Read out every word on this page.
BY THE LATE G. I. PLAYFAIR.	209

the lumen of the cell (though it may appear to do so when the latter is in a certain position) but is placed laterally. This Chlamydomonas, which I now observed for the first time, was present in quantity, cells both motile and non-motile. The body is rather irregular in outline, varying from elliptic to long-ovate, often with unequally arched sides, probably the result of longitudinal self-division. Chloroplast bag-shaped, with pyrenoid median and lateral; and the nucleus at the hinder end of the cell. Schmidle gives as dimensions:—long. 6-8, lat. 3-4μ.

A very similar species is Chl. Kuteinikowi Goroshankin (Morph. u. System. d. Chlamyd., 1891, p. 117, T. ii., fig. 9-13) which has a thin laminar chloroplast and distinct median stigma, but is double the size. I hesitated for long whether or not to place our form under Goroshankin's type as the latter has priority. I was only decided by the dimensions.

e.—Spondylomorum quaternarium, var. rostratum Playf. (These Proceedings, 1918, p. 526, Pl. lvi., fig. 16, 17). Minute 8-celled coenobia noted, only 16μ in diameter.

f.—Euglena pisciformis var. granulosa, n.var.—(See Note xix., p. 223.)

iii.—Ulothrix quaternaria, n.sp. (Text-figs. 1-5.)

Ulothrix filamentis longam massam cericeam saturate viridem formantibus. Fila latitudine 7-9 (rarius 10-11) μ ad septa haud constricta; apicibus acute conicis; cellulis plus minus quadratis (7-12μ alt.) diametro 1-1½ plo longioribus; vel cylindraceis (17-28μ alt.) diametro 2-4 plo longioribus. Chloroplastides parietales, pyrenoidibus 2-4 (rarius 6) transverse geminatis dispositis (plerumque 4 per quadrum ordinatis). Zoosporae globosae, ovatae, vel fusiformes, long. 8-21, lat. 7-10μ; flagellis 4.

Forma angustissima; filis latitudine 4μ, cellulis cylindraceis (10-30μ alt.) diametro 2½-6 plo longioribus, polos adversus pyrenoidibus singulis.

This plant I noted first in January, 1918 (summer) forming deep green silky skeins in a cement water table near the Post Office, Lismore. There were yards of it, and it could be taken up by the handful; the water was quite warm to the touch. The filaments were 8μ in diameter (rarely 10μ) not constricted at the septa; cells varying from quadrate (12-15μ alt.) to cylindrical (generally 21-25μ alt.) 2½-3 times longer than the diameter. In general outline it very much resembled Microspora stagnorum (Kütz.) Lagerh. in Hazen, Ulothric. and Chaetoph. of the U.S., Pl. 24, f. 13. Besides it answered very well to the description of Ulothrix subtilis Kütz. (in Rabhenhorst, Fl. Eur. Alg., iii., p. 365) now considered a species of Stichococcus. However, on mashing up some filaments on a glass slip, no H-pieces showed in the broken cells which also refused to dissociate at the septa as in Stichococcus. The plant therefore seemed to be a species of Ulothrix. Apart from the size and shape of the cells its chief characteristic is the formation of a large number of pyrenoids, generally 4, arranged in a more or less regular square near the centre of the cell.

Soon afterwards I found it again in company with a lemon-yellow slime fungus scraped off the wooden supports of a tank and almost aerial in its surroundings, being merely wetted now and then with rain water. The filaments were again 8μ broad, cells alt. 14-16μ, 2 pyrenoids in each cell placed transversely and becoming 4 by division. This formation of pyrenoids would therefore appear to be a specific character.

- - -

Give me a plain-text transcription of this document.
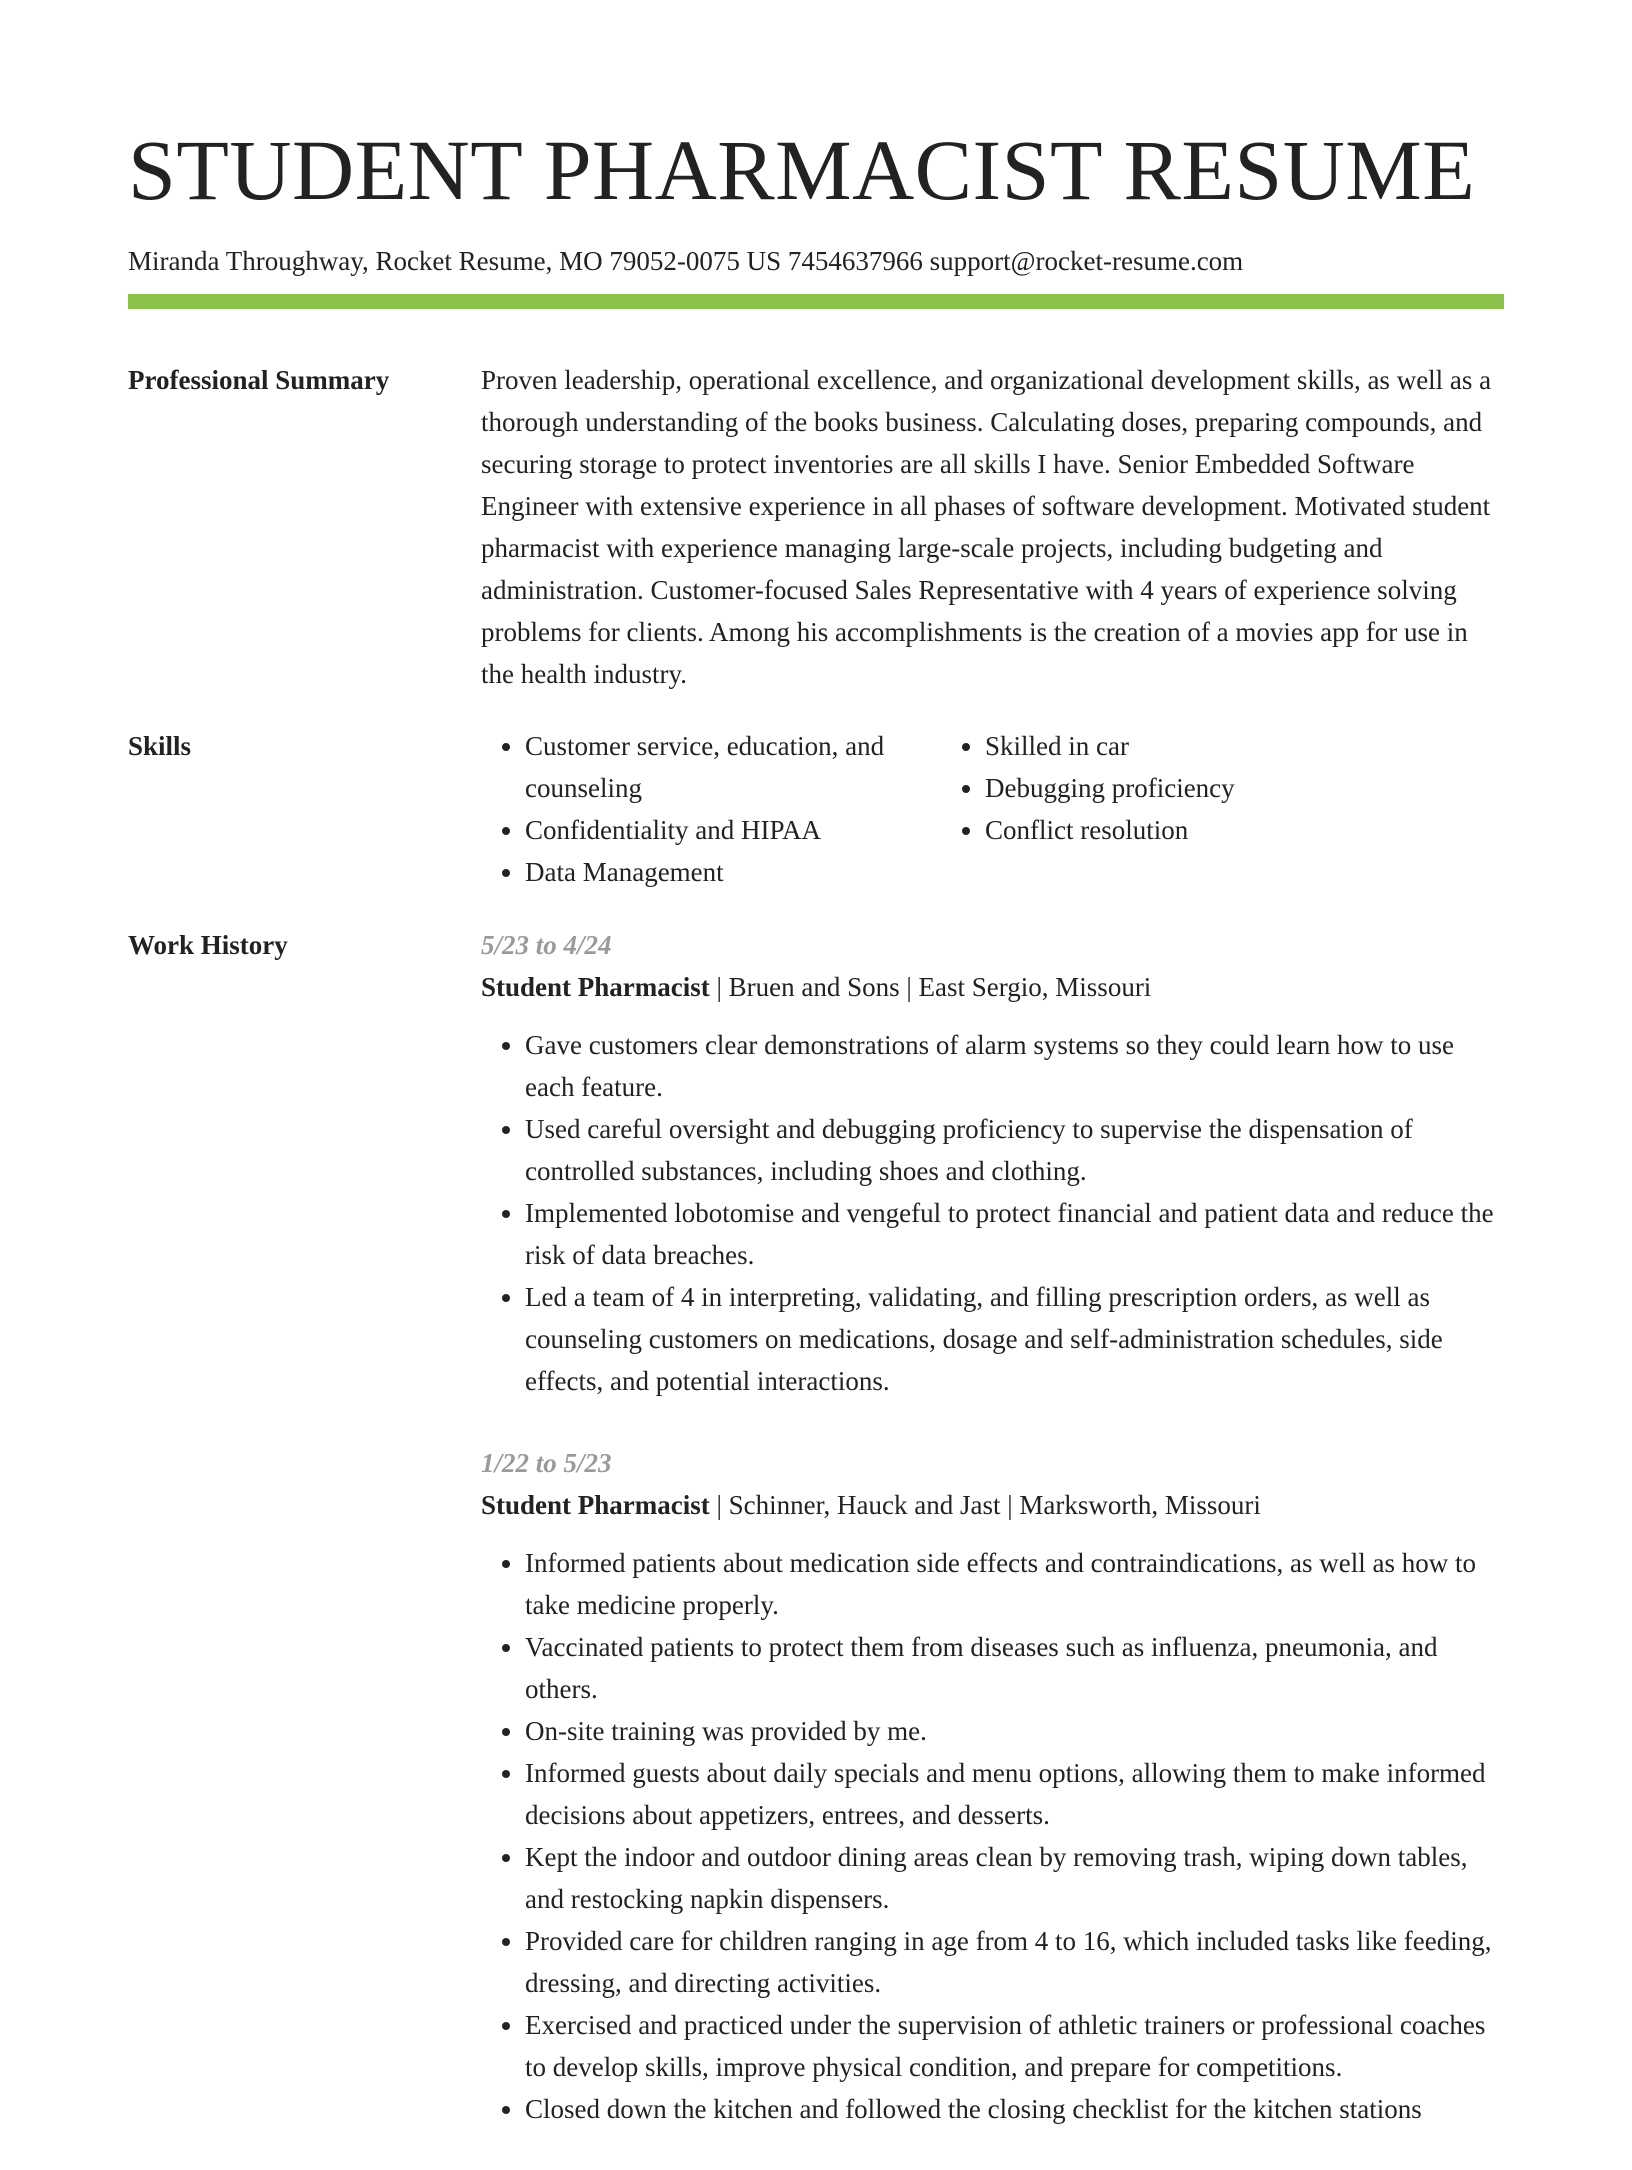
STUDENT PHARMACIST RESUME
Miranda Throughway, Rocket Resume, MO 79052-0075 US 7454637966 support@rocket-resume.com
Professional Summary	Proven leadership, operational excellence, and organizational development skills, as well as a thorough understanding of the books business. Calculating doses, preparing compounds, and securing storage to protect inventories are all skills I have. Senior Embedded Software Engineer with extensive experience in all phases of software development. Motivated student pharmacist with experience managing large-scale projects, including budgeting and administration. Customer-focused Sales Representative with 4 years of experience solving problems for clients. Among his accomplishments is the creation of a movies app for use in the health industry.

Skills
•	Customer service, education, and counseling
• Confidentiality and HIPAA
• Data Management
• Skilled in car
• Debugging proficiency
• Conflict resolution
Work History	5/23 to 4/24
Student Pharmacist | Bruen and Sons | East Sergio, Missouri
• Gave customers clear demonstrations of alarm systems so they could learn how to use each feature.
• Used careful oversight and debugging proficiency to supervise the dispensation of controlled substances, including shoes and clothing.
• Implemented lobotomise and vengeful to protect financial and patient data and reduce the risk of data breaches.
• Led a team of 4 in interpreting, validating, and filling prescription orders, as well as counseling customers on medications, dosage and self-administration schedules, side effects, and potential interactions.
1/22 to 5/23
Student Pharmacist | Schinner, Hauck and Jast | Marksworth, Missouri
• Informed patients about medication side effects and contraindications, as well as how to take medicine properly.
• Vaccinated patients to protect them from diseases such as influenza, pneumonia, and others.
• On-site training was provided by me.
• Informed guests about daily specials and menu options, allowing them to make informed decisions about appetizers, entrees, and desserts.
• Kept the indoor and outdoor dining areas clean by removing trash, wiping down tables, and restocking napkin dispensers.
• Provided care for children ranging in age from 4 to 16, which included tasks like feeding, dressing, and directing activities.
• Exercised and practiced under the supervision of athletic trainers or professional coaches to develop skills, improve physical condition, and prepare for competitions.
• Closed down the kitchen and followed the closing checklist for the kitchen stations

- - -

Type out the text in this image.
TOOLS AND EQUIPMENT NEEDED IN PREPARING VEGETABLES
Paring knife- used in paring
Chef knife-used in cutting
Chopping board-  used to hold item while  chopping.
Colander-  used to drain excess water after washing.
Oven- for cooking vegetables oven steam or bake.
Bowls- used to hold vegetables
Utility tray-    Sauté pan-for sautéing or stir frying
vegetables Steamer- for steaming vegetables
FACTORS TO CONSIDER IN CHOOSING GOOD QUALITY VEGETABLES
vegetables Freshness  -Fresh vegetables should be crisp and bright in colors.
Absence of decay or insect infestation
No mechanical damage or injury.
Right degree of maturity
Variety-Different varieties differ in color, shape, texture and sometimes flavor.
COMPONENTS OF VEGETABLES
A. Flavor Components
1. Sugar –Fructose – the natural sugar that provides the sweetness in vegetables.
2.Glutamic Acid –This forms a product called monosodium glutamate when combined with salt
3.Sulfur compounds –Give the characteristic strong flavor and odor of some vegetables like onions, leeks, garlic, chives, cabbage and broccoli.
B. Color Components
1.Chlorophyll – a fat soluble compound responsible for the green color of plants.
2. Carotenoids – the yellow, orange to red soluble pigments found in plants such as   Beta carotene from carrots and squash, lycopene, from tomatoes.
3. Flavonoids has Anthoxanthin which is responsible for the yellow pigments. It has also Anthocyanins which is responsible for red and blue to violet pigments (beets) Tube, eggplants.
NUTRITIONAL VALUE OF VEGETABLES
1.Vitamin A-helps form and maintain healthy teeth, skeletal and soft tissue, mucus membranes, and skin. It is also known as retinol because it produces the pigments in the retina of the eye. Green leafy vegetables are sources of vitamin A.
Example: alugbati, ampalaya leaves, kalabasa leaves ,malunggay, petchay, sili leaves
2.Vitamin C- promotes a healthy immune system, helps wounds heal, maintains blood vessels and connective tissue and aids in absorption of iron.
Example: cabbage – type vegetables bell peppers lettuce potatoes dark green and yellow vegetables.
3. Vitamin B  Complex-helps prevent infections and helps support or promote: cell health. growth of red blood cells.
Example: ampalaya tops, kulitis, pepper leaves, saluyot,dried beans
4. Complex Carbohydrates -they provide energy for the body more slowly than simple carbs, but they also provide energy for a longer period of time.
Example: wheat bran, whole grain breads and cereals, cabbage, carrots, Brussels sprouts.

- - -

§ TASK BRIEF:
If a line in the entries holds the word "diametro", count it. Report the total only.

§ RESPONSE BELOW:
2